* Written task: Copy each line of the material below that includes the string "from".

[begin Data lines]

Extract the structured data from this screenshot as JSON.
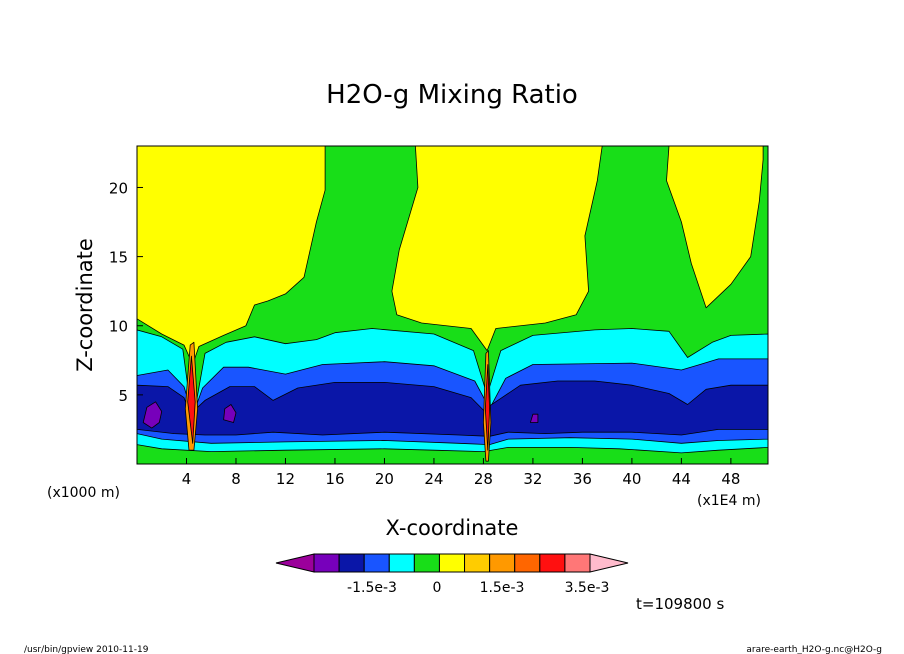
{
  "chart_data": {
    "type": "heatmap",
    "title": "H2O-g Mixing Ratio",
    "xlabel": "X-coordinate",
    "ylabel": "Z-coordinate",
    "x_unit": "(x1E4 m)",
    "y_unit": "(x1000 m)",
    "xlim": [
      0,
      51
    ],
    "ylim": [
      0,
      23
    ],
    "x_ticks": [
      4,
      8,
      12,
      16,
      20,
      24,
      28,
      32,
      36,
      40,
      44,
      48
    ],
    "y_ticks": [
      5,
      10,
      15,
      20
    ],
    "colorbar": {
      "colors": [
        "#9b009b",
        "#7700bb",
        "#0a16a8",
        "#1955ff",
        "#00ffff",
        "#18de18",
        "#ffff00",
        "#ffcc00",
        "#ff9900",
        "#ff6600",
        "#ff1010",
        "#ff7777",
        "#ffbbcc"
      ],
      "labels": [
        "-1.5e-3",
        "0",
        "1.5e-3",
        "3.5e-3"
      ]
    },
    "time_label": "t=109800 s",
    "footer_left": "/usr/bin/gpview   2010-11-19",
    "footer_right": "arare-earth_H2O-g.nc@H2O-g",
    "levels": [
      {
        "name": "green",
        "color": "#18de18",
        "polygons": [
          [
            [
              0,
              0
            ],
            [
              51,
              0
            ],
            [
              51,
              23
            ],
            [
              0,
              23
            ]
          ]
        ]
      },
      {
        "name": "yellow",
        "color": "#ffff00",
        "polygons": [
          [
            [
              0,
              23
            ],
            [
              0,
              10.5
            ],
            [
              2,
              9.4
            ],
            [
              3.8,
              8.6
            ],
            [
              4.5,
              7.2
            ],
            [
              5,
              8.5
            ],
            [
              7,
              9.3
            ],
            [
              8.8,
              10.0
            ],
            [
              9.5,
              11.5
            ],
            [
              10.6,
              11.8
            ],
            [
              12,
              12.3
            ],
            [
              13.5,
              13.5
            ],
            [
              14,
              15.5
            ],
            [
              14.5,
              17.5
            ],
            [
              15.2,
              19.8
            ],
            [
              15.2,
              23
            ]
          ],
          [
            [
              22.5,
              23
            ],
            [
              22.7,
              20
            ],
            [
              21.2,
              15.5
            ],
            [
              20.6,
              12.5
            ],
            [
              21,
              10.8
            ],
            [
              23,
              10.2
            ],
            [
              27,
              9.8
            ],
            [
              28.3,
              8.2
            ],
            [
              29,
              9.8
            ],
            [
              33,
              10.2
            ],
            [
              35.5,
              10.8
            ],
            [
              36.5,
              12.5
            ],
            [
              36.2,
              16.5
            ],
            [
              37.2,
              20.5
            ],
            [
              37.6,
              23
            ]
          ],
          [
            [
              43,
              23
            ],
            [
              42.8,
              20.5
            ],
            [
              44,
              17.5
            ],
            [
              44.8,
              14.5
            ],
            [
              46,
              11.3
            ],
            [
              48,
              13
            ],
            [
              49.6,
              15
            ],
            [
              50.3,
              19
            ],
            [
              50.6,
              22
            ],
            [
              50.6,
              23
            ]
          ]
        ]
      },
      {
        "name": "cyan",
        "color": "#00ffff",
        "polygons": [
          [
            [
              0,
              1.4
            ],
            [
              0,
              9.7
            ],
            [
              2,
              9.2
            ],
            [
              3.7,
              8.3
            ],
            [
              4.5,
              3.0
            ],
            [
              5.5,
              8.0
            ],
            [
              7.2,
              8.8
            ],
            [
              9.5,
              9.2
            ],
            [
              12,
              8.7
            ],
            [
              14.5,
              9.0
            ],
            [
              16,
              9.5
            ],
            [
              19,
              9.8
            ],
            [
              24,
              9.4
            ],
            [
              27.2,
              8.2
            ],
            [
              28.3,
              5
            ],
            [
              29.4,
              8.2
            ],
            [
              32,
              9.3
            ],
            [
              37,
              9.7
            ],
            [
              40,
              9.8
            ],
            [
              43,
              9.6
            ],
            [
              44.5,
              7.7
            ],
            [
              46.5,
              8.8
            ],
            [
              48,
              9.3
            ],
            [
              51,
              9.4
            ],
            [
              51,
              1.2
            ],
            [
              47,
              1.0
            ],
            [
              44,
              0.8
            ],
            [
              39,
              1.1
            ],
            [
              35,
              1.2
            ],
            [
              30,
              1.2
            ],
            [
              28,
              0.9
            ],
            [
              24,
              1.0
            ],
            [
              20,
              1.1
            ],
            [
              12,
              1.0
            ],
            [
              6,
              0.9
            ],
            [
              2,
              1.1
            ]
          ]
        ]
      },
      {
        "name": "blue",
        "color": "#1955ff",
        "polygons": [
          [
            [
              0,
              2.2
            ],
            [
              0,
              6.4
            ],
            [
              2.5,
              6.8
            ],
            [
              3.8,
              5.6
            ],
            [
              4.5,
              3.5
            ],
            [
              5.3,
              5.5
            ],
            [
              7,
              7.0
            ],
            [
              9,
              7.0
            ],
            [
              12,
              6.5
            ],
            [
              15,
              7.2
            ],
            [
              20,
              7.4
            ],
            [
              24,
              7.1
            ],
            [
              27.3,
              6.0
            ],
            [
              28.5,
              4.0
            ],
            [
              29.8,
              6.2
            ],
            [
              32,
              7.2
            ],
            [
              40,
              7.3
            ],
            [
              44,
              6.8
            ],
            [
              45.5,
              7.2
            ],
            [
              47,
              7.6
            ],
            [
              51,
              7.6
            ],
            [
              51,
              1.8
            ],
            [
              47,
              1.7
            ],
            [
              44,
              1.5
            ],
            [
              40,
              1.8
            ],
            [
              35,
              1.9
            ],
            [
              30,
              1.8
            ],
            [
              28.5,
              1.4
            ],
            [
              26,
              1.5
            ],
            [
              20,
              1.7
            ],
            [
              12,
              1.6
            ],
            [
              6,
              1.5
            ],
            [
              2,
              1.8
            ]
          ]
        ]
      },
      {
        "name": "darkblue",
        "color": "#0a16a8",
        "polygons": [
          [
            [
              0,
              2.5
            ],
            [
              0,
              5.7
            ],
            [
              2.5,
              5.6
            ],
            [
              3.8,
              4.8
            ],
            [
              4.3,
              3.6
            ],
            [
              5.5,
              4.6
            ],
            [
              7.5,
              5.6
            ],
            [
              9.5,
              5.6
            ],
            [
              11,
              4.6
            ],
            [
              13,
              5.5
            ],
            [
              16,
              5.9
            ],
            [
              20,
              5.9
            ],
            [
              24,
              5.6
            ],
            [
              27,
              4.8
            ],
            [
              28,
              3.9
            ],
            [
              29.5,
              4.8
            ],
            [
              31,
              5.7
            ],
            [
              34,
              6.0
            ],
            [
              37,
              6.0
            ],
            [
              40,
              5.7
            ],
            [
              43,
              5.1
            ],
            [
              44.5,
              4.3
            ],
            [
              46,
              5.4
            ],
            [
              48,
              5.7
            ],
            [
              51,
              5.7
            ],
            [
              51,
              2.5
            ],
            [
              47,
              2.5
            ],
            [
              44,
              2.1
            ],
            [
              40,
              2.3
            ],
            [
              36,
              2.3
            ],
            [
              33,
              2.2
            ],
            [
              30,
              2.3
            ],
            [
              28.5,
              2.0
            ],
            [
              26,
              2.1
            ],
            [
              20,
              2.3
            ],
            [
              15,
              2.1
            ],
            [
              11,
              2.3
            ],
            [
              8,
              2.1
            ],
            [
              5.5,
              2.1
            ],
            [
              3,
              2.2
            ]
          ]
        ]
      },
      {
        "name": "purple",
        "color": "#7700bb",
        "polygons": [
          [
            [
              0.5,
              3.0
            ],
            [
              0.8,
              4.1
            ],
            [
              1.5,
              4.5
            ],
            [
              2.0,
              3.8
            ],
            [
              1.8,
              3.0
            ],
            [
              1.2,
              2.6
            ]
          ],
          [
            [
              7.0,
              3.2
            ],
            [
              7.1,
              4.0
            ],
            [
              7.6,
              4.3
            ],
            [
              8.0,
              3.7
            ],
            [
              7.8,
              3.0
            ]
          ],
          [
            [
              31.8,
              3.0
            ],
            [
              32.0,
              3.6
            ],
            [
              32.4,
              3.6
            ],
            [
              32.4,
              3.0
            ]
          ]
        ]
      },
      {
        "name": "orange",
        "color": "#ff9900",
        "polygons": [
          [
            [
              3.9,
              4.0
            ],
            [
              4.3,
              8.6
            ],
            [
              4.6,
              8.8
            ],
            [
              4.9,
              4.0
            ],
            [
              4.6,
              1.0
            ],
            [
              4.2,
              1.0
            ]
          ],
          [
            [
              28.0,
              3.0
            ],
            [
              28.2,
              8.0
            ],
            [
              28.4,
              8.2
            ],
            [
              28.6,
              3.0
            ],
            [
              28.4,
              0.2
            ],
            [
              28.2,
              0.2
            ]
          ]
        ]
      },
      {
        "name": "red",
        "color": "#ff1010",
        "polygons": [
          [
            [
              4.1,
              4.5
            ],
            [
              4.4,
              7.8
            ],
            [
              4.7,
              4.5
            ],
            [
              4.5,
              1.5
            ]
          ],
          [
            [
              28.15,
              4.0
            ],
            [
              28.35,
              7.2
            ],
            [
              28.5,
              4.0
            ],
            [
              28.35,
              1.0
            ]
          ]
        ]
      }
    ]
  }
}
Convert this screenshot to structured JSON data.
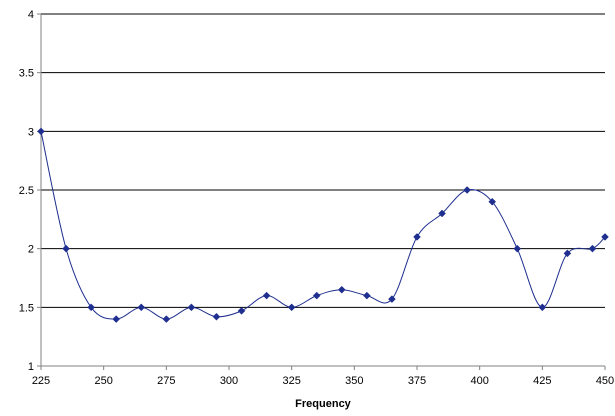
{
  "chart_data": {
    "type": "line",
    "title": "",
    "xlabel": "Frequency",
    "ylabel": "",
    "xlim": [
      225,
      450
    ],
    "ylim": [
      1,
      4
    ],
    "x_ticks": [
      225,
      250,
      275,
      300,
      325,
      350,
      375,
      400,
      425,
      450
    ],
    "y_ticks": [
      1,
      1.5,
      2,
      2.5,
      3,
      3.5,
      4
    ],
    "x_tick_labels": [
      "225",
      "250",
      "275",
      "300",
      "325",
      "350",
      "375",
      "400",
      "425",
      "450"
    ],
    "y_tick_labels": [
      "1",
      "1.5",
      "2",
      "2.5",
      "3",
      "3.5",
      "4"
    ],
    "grid": "horizontal",
    "legend": "none",
    "series": [
      {
        "color": "#1f2f8f",
        "marker": "diamond",
        "smooth": true,
        "x": [
          225,
          235,
          245,
          255,
          265,
          275,
          285,
          295,
          305,
          315,
          325,
          335,
          345,
          355,
          365,
          375,
          385,
          395,
          405,
          415,
          425,
          435,
          445,
          450
        ],
        "y": [
          3.0,
          2.0,
          1.5,
          1.4,
          1.5,
          1.4,
          1.5,
          1.42,
          1.47,
          1.6,
          1.5,
          1.6,
          1.65,
          1.6,
          1.57,
          2.1,
          2.3,
          2.5,
          2.4,
          2.0,
          1.5,
          1.96,
          2.0,
          2.1
        ]
      }
    ]
  }
}
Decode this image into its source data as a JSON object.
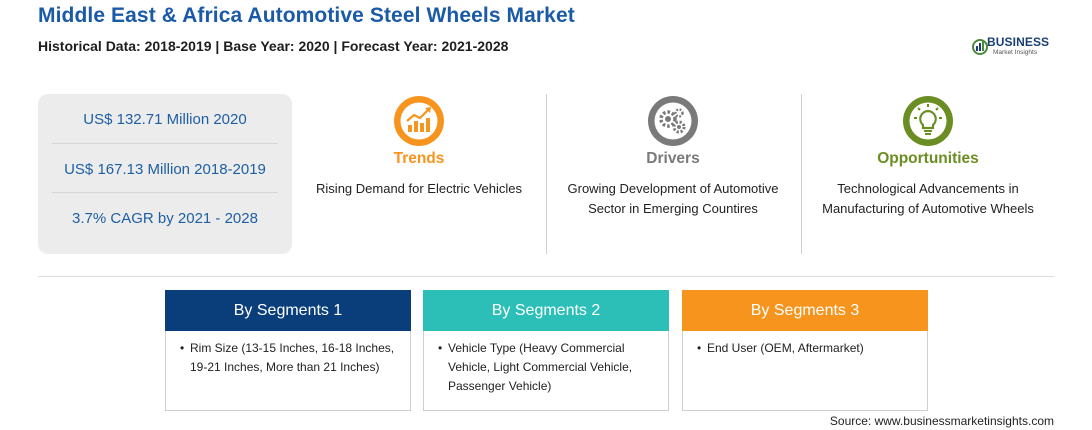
{
  "header": {
    "title": "Middle East & Africa Automotive Steel Wheels Market",
    "subtitle": "Historical Data: 2018-2019 | Base Year: 2020 | Forecast Year: 2021-2028"
  },
  "logo": {
    "brand": "BUSINESS",
    "tagline": "Market Insights"
  },
  "stats": [
    "US$ 132.71 Million 2020",
    "US$ 167.13 Million 2018-2019",
    "3.7% CAGR by 2021 - 2028"
  ],
  "columns": [
    {
      "heading": "Trends",
      "text": "Rising Demand for Electric Vehicles",
      "color": "#f7941d",
      "icon": "growth-chart-icon"
    },
    {
      "heading": "Drivers",
      "text": "Growing Development of Automotive Sector in Emerging Countires",
      "color": "#7a7a7a",
      "icon": "gears-icon"
    },
    {
      "heading": "Opportunities",
      "text": "Technological Advancements in Manufacturing of Automotive Wheels",
      "color": "#6b8e23",
      "icon": "lightbulb-icon"
    }
  ],
  "segments": [
    {
      "heading": "By Segments 1",
      "bullet": "•",
      "item": "Rim Size (13-15 Inches, 16-18 Inches, 19-21 Inches, More than 21 Inches)",
      "color": "#0a3e7a"
    },
    {
      "heading": "By Segments 2",
      "bullet": "•",
      "item": "Vehicle Type (Heavy Commercial Vehicle, Light Commercial Vehicle, Passenger Vehicle)",
      "color": "#2bbfb8"
    },
    {
      "heading": "By Segments 3",
      "bullet": "•",
      "item": "End User (OEM, Aftermarket)",
      "color": "#f7941d"
    }
  ],
  "source": "Source: www.businessmarketinsights.com"
}
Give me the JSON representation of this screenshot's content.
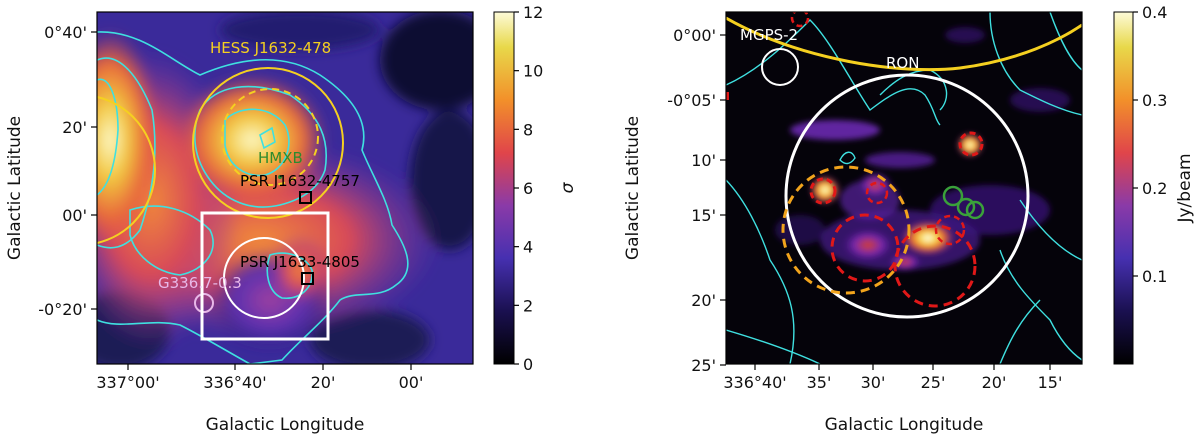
{
  "chart_data": [
    {
      "type": "heatmap",
      "panel": "left",
      "xlabel": "Galactic Longitude",
      "ylabel": "Galactic Latitude",
      "x_ticks": [
        "337°00'",
        "336°40'",
        "20'",
        "00'"
      ],
      "y_ticks": [
        "0°40'",
        "20'",
        "00'",
        "-0°20'"
      ],
      "colorbar": {
        "label": "σ",
        "range": [
          0,
          12
        ],
        "ticks": [
          "0",
          "2",
          "4",
          "6",
          "8",
          "10",
          "12"
        ],
        "colormap": "CMRmap"
      },
      "annotations": [
        {
          "text": "HESS J1632-478",
          "color": "#f5d020"
        },
        {
          "text": "HMXB",
          "color": "#2e8b2e"
        },
        {
          "text": "PSR J1632-4757",
          "color": "#000000"
        },
        {
          "text": "PSR J1633-4805",
          "color": "#000000"
        },
        {
          "text": "G336.7-0.3",
          "color": "#e8b8e8"
        }
      ],
      "contours_color": "#3fe0e0",
      "zoom_box_color": "#ffffff"
    },
    {
      "type": "heatmap",
      "panel": "right",
      "xlabel": "Galactic Longitude",
      "ylabel": "Galactic Latitude",
      "x_ticks": [
        "336°40'",
        "35'",
        "30'",
        "25'",
        "20'",
        "15'"
      ],
      "y_ticks": [
        "0°00'",
        "-0°05'",
        "10'",
        "15'",
        "20'",
        "25'"
      ],
      "colorbar": {
        "label": "Jy/beam",
        "range": [
          0,
          0.4
        ],
        "ticks": [
          "0.1",
          "0.2",
          "0.3",
          "0.4"
        ],
        "colormap": "CMRmap"
      },
      "annotations": [
        {
          "text": "MGPS-2",
          "color": "#ffffff"
        },
        {
          "text": "RON",
          "color": "#ffffff"
        }
      ],
      "contours_color": "#3fe0e0"
    }
  ]
}
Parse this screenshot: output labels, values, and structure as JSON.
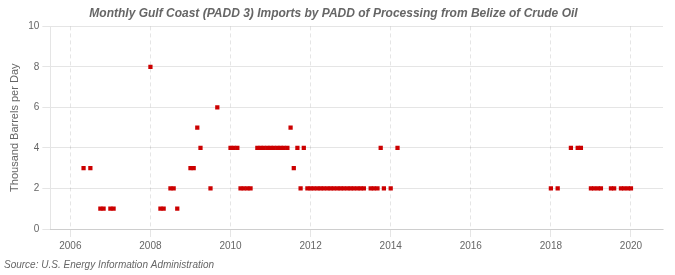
{
  "chart_data": {
    "type": "scatter",
    "title": "Monthly Gulf Coast (PADD 3) Imports by PADD of Processing from Belize of Crude Oil",
    "ylabel": "Thousand Barrels per Day",
    "source": "Source: U.S. Energy Information Administration",
    "color": "#cc0000",
    "marker": "square",
    "grid": true,
    "xlim": [
      2005.5,
      2020.8
    ],
    "ylim": [
      0,
      10
    ],
    "xticks": [
      2006,
      2008,
      2010,
      2012,
      2014,
      2016,
      2018,
      2020
    ],
    "yticks": [
      0,
      2,
      4,
      6,
      8,
      10
    ],
    "x": [
      2006.33,
      2006.5,
      2006.75,
      2006.83,
      2007.0,
      2007.08,
      2008.0,
      2008.25,
      2008.33,
      2008.5,
      2008.58,
      2008.67,
      2009.0,
      2009.08,
      2009.17,
      2009.25,
      2009.5,
      2009.67,
      2010.0,
      2010.08,
      2010.17,
      2010.25,
      2010.33,
      2010.42,
      2010.5,
      2010.67,
      2010.75,
      2010.83,
      2010.92,
      2011.0,
      2011.08,
      2011.17,
      2011.25,
      2011.33,
      2011.42,
      2011.5,
      2011.58,
      2011.67,
      2011.75,
      2011.83,
      2011.92,
      2012.0,
      2012.08,
      2012.17,
      2012.25,
      2012.33,
      2012.42,
      2012.5,
      2012.58,
      2012.67,
      2012.75,
      2012.83,
      2012.92,
      2013.0,
      2013.08,
      2013.17,
      2013.25,
      2013.33,
      2013.5,
      2013.58,
      2013.67,
      2013.75,
      2013.83,
      2014.0,
      2014.17,
      2018.0,
      2018.17,
      2018.5,
      2018.67,
      2018.75,
      2019.0,
      2019.08,
      2019.17,
      2019.25,
      2019.5,
      2019.58,
      2019.75,
      2019.83,
      2019.92,
      2020.0
    ],
    "values": [
      3,
      3,
      1,
      1,
      1,
      1,
      8,
      1,
      1,
      2,
      2,
      1,
      3,
      3,
      5,
      4,
      2,
      6,
      4,
      4,
      4,
      2,
      2,
      2,
      2,
      4,
      4,
      4,
      4,
      4,
      4,
      4,
      4,
      4,
      4,
      5,
      3,
      4,
      2,
      4,
      2,
      2,
      2,
      2,
      2,
      2,
      2,
      2,
      2,
      2,
      2,
      2,
      2,
      2,
      2,
      2,
      2,
      2,
      2,
      2,
      2,
      4,
      2,
      2,
      4,
      2,
      2,
      4,
      4,
      4,
      2,
      2,
      2,
      2,
      2,
      2,
      2,
      2,
      2,
      2
    ]
  }
}
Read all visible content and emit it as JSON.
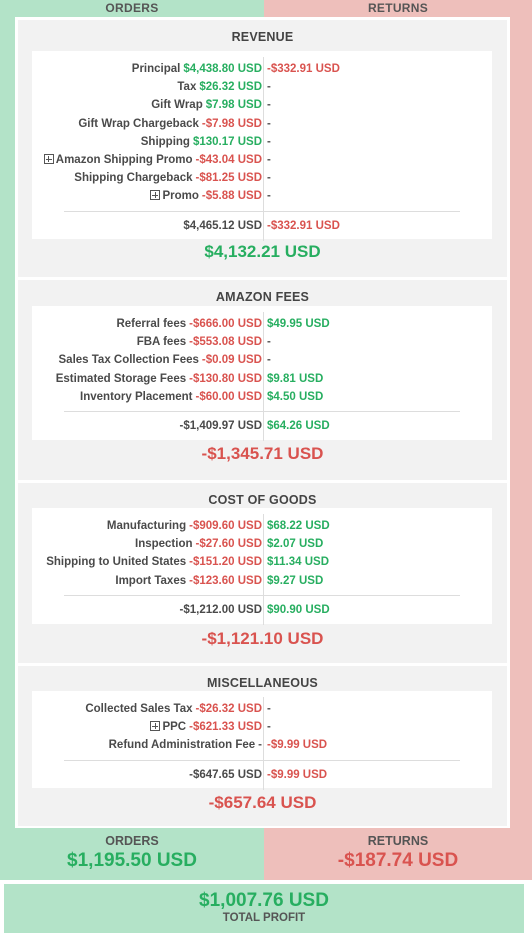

[end Data lines]

* Problem solution:
Extract the structured data from this screenshot as JSON.
    "title": "Monthly Gulf Coast (PADD 3) Imports by PADD of Processing from Belize of Crude Oil",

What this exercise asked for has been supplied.